» **Task objective**:
Every entry below must be repeated exactly; skip the pictures.

Extracted records
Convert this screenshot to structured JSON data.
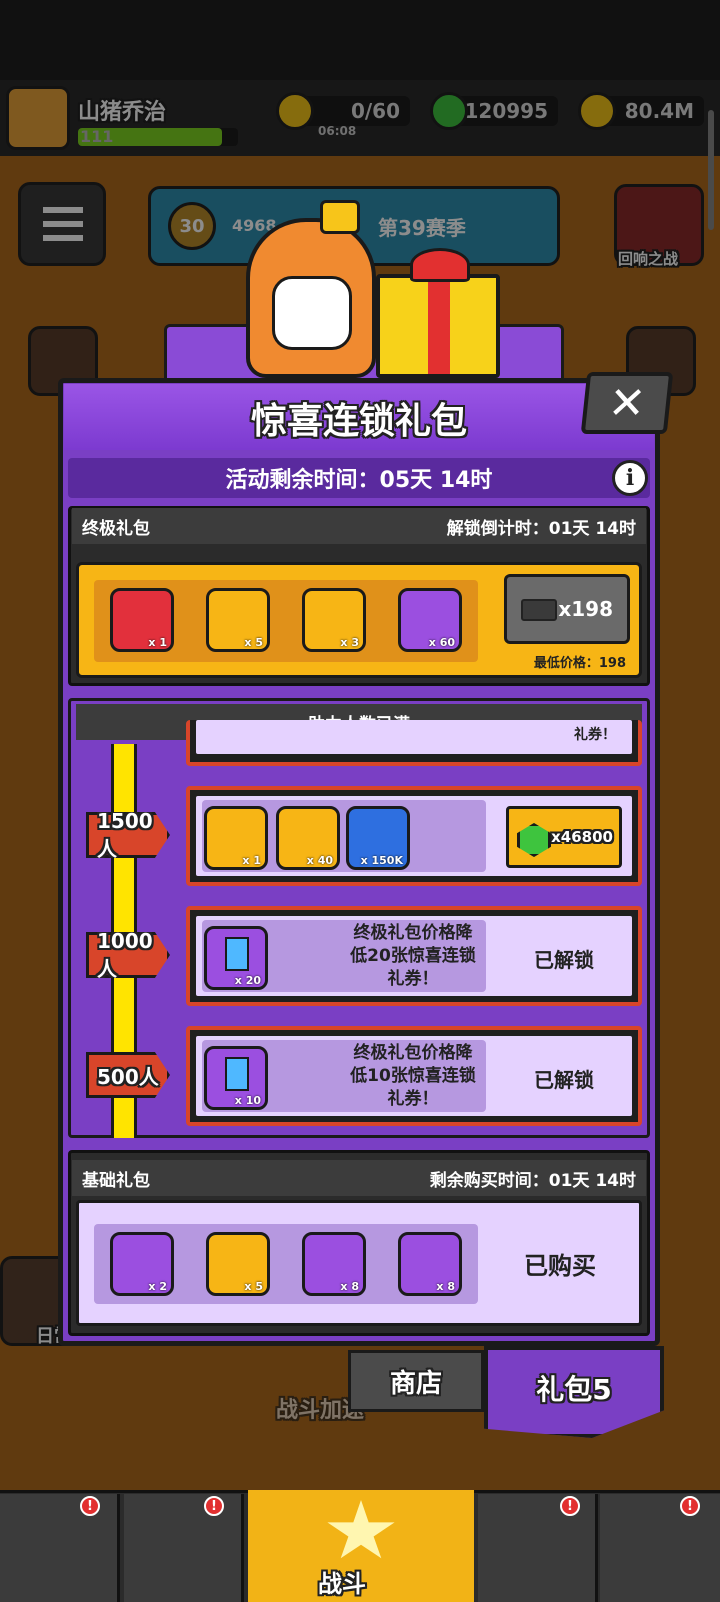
{
  "player": {
    "name": "山猪乔治",
    "level": "111"
  },
  "resources": {
    "energy": "0/60",
    "energy_timer": "06:08",
    "gems": "120995",
    "coins": "80.4M"
  },
  "season": {
    "rank": "30",
    "progress": "4968",
    "label": "第39赛季"
  },
  "background": {
    "echo_battle": "回响之战",
    "daily_challenge": "日常挑战",
    "battle_boost": "战斗加速",
    "battle": "战斗"
  },
  "modal": {
    "title": "惊喜连锁礼包",
    "time_left": "活动剩余时间：05天 14时",
    "info_icon": "i",
    "close_icon": "✕"
  },
  "ultimate": {
    "title": "终极礼包",
    "countdown": "解锁倒计时：01天 14时",
    "items": [
      {
        "icon": "red-chest-icon",
        "qty": "x 1",
        "color": "#e2303c"
      },
      {
        "icon": "gold-chest-icon",
        "qty": "x 5",
        "color": "#f7b515"
      },
      {
        "icon": "gear-chest-icon",
        "qty": "x 3",
        "color": "#f7b515"
      },
      {
        "icon": "key-icon",
        "qty": "x 60",
        "color": "#9b4fe0"
      }
    ],
    "price": "x198",
    "min_price": "最低价格：198"
  },
  "help": {
    "header": "助力人数已满",
    "partial_text": "礼券！",
    "tiers": [
      {
        "badge": "1500人",
        "items": [
          {
            "icon": "diamond-chest-icon",
            "qty": "x 1",
            "color": "#f7b515"
          },
          {
            "icon": "gear-weapon-icon",
            "qty": "x 40",
            "color": "#f7b515"
          },
          {
            "icon": "lion-coin-icon",
            "qty": "x 150K",
            "color": "#2e6fe0"
          }
        ],
        "price": "x46800"
      },
      {
        "badge": "1000人",
        "items": [
          {
            "icon": "discount-voucher-icon",
            "qty": "x 20",
            "color": "#9b4fe0"
          }
        ],
        "desc": [
          "终极礼包价格降",
          "低20张惊喜连锁",
          "礼券！"
        ],
        "status": "已解锁"
      },
      {
        "badge": "500人",
        "items": [
          {
            "icon": "discount-voucher-icon",
            "qty": "x 10",
            "color": "#9b4fe0"
          }
        ],
        "desc": [
          "终极礼包价格降",
          "低10张惊喜连锁",
          "礼券！"
        ],
        "status": "已解锁"
      }
    ]
  },
  "basic": {
    "title": "基础礼包",
    "countdown": "剩余购买时间：01天 14时",
    "items": [
      {
        "icon": "emblem-icon",
        "qty": "x 2",
        "color": "#9b4fe0"
      },
      {
        "icon": "gear-chest-icon",
        "qty": "x 5",
        "color": "#f7b515"
      },
      {
        "icon": "key-icon",
        "qty": "x 8",
        "color": "#9b4fe0"
      },
      {
        "icon": "key-icon",
        "qty": "x 8",
        "color": "#9b4fe0"
      }
    ],
    "status": "已购买"
  },
  "tabs": {
    "shop": "商店",
    "gift": "礼包5"
  },
  "colors": {
    "purple": "#7a3fc4",
    "gold": "#f7b515",
    "red": "#d8452a",
    "yellow_rail": "#ffe400"
  }
}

» **Task solution**:
Convert this screenshot to structured JSON data.
{
  "player": {
    "name": "山猪乔治",
    "level": "111"
  },
  "resources": {
    "energy": "0/60",
    "energy_timer": "06:08",
    "gems": "120995",
    "coins": "80.4M"
  },
  "season": {
    "rank": "30",
    "progress": "4968",
    "label": "第39赛季"
  },
  "background": {
    "echo_battle": "回响之战",
    "daily_challenge": "日常挑战",
    "battle_boost": "战斗加速",
    "battle": "战斗"
  },
  "modal": {
    "title": "惊喜连锁礼包",
    "time_left": "活动剩余时间：05天 14时",
    "info_icon": "i",
    "close_icon": "✕"
  },
  "ultimate": {
    "title": "终极礼包",
    "countdown": "解锁倒计时：01天 14时",
    "items": [
      {
        "icon": "red-chest-icon",
        "qty": "x 1",
        "color": "#e2303c"
      },
      {
        "icon": "gold-chest-icon",
        "qty": "x 5",
        "color": "#f7b515"
      },
      {
        "icon": "gear-chest-icon",
        "qty": "x 3",
        "color": "#f7b515"
      },
      {
        "icon": "key-icon",
        "qty": "x 60",
        "color": "#9b4fe0"
      }
    ],
    "price": "x198",
    "min_price": "最低价格：198"
  },
  "help": {
    "header": "助力人数已满",
    "partial_text": "礼券！",
    "tiers": [
      {
        "badge": "1500人",
        "items": [
          {
            "icon": "diamond-chest-icon",
            "qty": "x 1",
            "color": "#f7b515"
          },
          {
            "icon": "gear-weapon-icon",
            "qty": "x 40",
            "color": "#f7b515"
          },
          {
            "icon": "lion-coin-icon",
            "qty": "x 150K",
            "color": "#2e6fe0"
          }
        ],
        "price": "x46800"
      },
      {
        "badge": "1000人",
        "items": [
          {
            "icon": "discount-voucher-icon",
            "qty": "x 20",
            "color": "#9b4fe0"
          }
        ],
        "desc": [
          "终极礼包价格降",
          "低20张惊喜连锁",
          "礼券！"
        ],
        "status": "已解锁"
      },
      {
        "badge": "500人",
        "items": [
          {
            "icon": "discount-voucher-icon",
            "qty": "x 10",
            "color": "#9b4fe0"
          }
        ],
        "desc": [
          "终极礼包价格降",
          "低10张惊喜连锁",
          "礼券！"
        ],
        "status": "已解锁"
      }
    ]
  },
  "basic": {
    "title": "基础礼包",
    "countdown": "剩余购买时间：01天 14时",
    "items": [
      {
        "icon": "emblem-icon",
        "qty": "x 2",
        "color": "#9b4fe0"
      },
      {
        "icon": "gear-chest-icon",
        "qty": "x 5",
        "color": "#f7b515"
      },
      {
        "icon": "key-icon",
        "qty": "x 8",
        "color": "#9b4fe0"
      },
      {
        "icon": "key-icon",
        "qty": "x 8",
        "color": "#9b4fe0"
      }
    ],
    "status": "已购买"
  },
  "tabs": {
    "shop": "商店",
    "gift": "礼包5"
  },
  "colors": {
    "purple": "#7a3fc4",
    "gold": "#f7b515",
    "red": "#d8452a",
    "yellow_rail": "#ffe400"
  }
}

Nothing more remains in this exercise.